* Problem to solve: Take every line from the listing below that contains "JSON".

******************************

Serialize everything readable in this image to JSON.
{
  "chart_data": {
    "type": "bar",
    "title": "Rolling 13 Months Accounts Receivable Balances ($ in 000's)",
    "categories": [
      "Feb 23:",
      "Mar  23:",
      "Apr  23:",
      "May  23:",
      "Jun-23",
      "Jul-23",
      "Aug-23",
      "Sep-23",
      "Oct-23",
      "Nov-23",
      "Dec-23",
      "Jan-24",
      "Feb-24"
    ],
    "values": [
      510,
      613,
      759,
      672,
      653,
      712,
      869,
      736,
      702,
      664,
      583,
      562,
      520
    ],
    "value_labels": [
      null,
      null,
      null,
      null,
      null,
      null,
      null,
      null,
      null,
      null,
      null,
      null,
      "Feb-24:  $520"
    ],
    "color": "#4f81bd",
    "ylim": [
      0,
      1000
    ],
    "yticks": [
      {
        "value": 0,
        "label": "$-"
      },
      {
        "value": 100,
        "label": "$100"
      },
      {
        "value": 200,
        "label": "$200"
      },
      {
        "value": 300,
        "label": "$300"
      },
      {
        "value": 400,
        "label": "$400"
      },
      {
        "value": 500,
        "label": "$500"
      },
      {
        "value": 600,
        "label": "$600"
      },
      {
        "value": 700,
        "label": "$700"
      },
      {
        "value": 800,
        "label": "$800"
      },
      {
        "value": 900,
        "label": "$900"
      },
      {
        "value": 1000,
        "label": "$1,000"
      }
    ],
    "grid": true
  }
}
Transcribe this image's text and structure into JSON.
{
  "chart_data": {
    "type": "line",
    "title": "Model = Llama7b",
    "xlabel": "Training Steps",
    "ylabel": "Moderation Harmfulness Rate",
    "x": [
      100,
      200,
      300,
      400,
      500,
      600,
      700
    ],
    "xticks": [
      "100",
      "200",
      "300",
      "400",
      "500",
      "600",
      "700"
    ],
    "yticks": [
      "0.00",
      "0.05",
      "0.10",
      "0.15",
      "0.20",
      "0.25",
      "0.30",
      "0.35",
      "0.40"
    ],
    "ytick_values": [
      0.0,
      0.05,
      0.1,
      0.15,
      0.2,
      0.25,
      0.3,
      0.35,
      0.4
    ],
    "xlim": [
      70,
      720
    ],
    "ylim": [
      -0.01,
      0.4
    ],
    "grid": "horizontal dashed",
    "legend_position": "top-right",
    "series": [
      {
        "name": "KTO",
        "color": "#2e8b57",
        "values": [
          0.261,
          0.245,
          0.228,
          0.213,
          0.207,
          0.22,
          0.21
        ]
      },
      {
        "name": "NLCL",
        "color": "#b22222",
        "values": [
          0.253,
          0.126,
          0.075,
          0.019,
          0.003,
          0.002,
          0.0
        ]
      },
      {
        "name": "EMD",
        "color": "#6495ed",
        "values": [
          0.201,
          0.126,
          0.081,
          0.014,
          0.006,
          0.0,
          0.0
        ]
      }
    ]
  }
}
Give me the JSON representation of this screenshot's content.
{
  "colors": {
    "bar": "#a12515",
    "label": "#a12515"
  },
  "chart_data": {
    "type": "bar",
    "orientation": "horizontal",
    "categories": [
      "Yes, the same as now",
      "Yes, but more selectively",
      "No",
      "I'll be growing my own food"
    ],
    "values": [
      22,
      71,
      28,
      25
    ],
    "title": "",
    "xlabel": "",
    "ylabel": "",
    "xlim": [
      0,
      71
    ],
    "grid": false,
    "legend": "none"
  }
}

******************************

* Final result:
Serialize everything readable in this image to JSON.
Transcribe this image's text and structure into JSON.
Give me the JSON representation of this screenshot's content.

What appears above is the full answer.